[Material for the task]:
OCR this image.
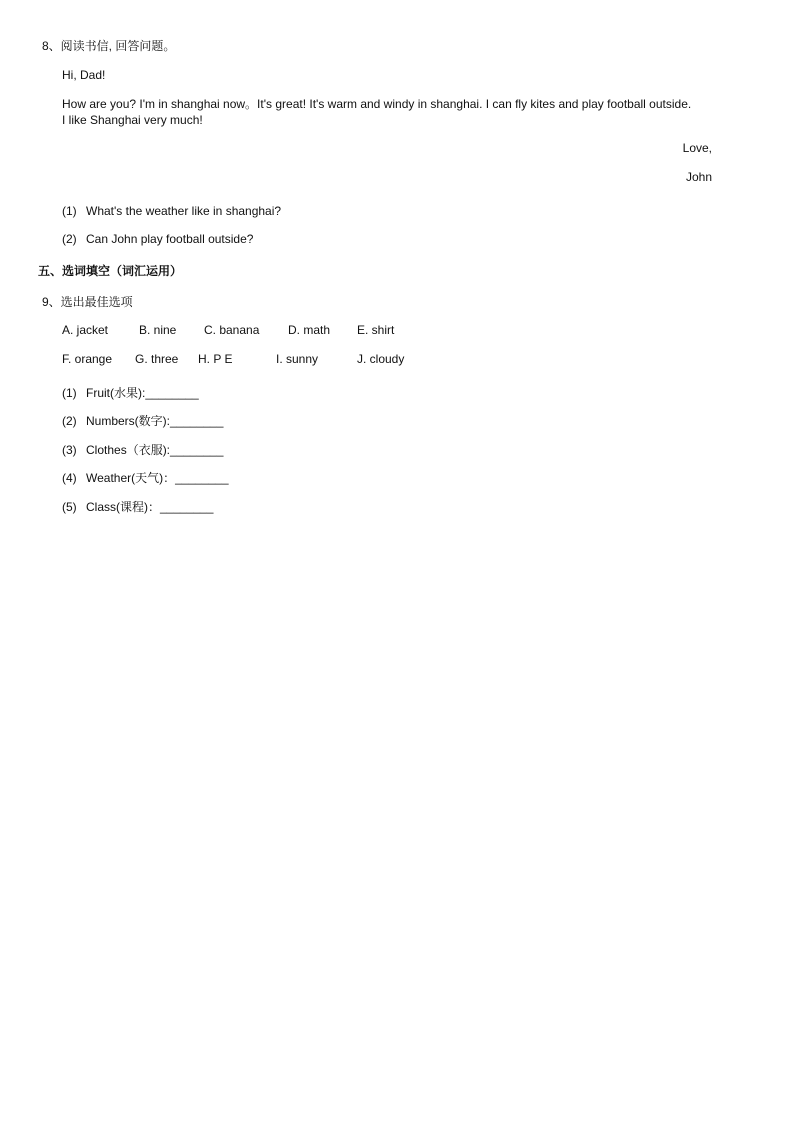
8、阅读书信, 回答问题。
Hi, Dad!
How are you? I'm in shanghai now。It's great! It's warm and windy in shanghai. I can fly kites and play football outside. I like Shanghai very much!
Love,
John
(1) What's the weather like in shanghai?
(2) Can John play football outside?
五、选词填空（词汇运用）
9、选出最佳选项
A. jacket	B. nine C. banana D. math E. shirt
F. orange G. three H. P E	I. sunny	J. cloudy
(1) Fruit(水果):________
(2) Numbers(数字):________
(3) Clothes（衣服):________
(4) Weather(天气)：________
(5) Class(课程)：________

[What you should do]: Search the entries for the string "play" and collect each line that has it.

[Result of this task]:
How are you? I'm in shanghai now。It's great! It's warm and windy in shanghai. I can fly kites and play football outside. I like Shanghai very much!
(2) Can John play football outside?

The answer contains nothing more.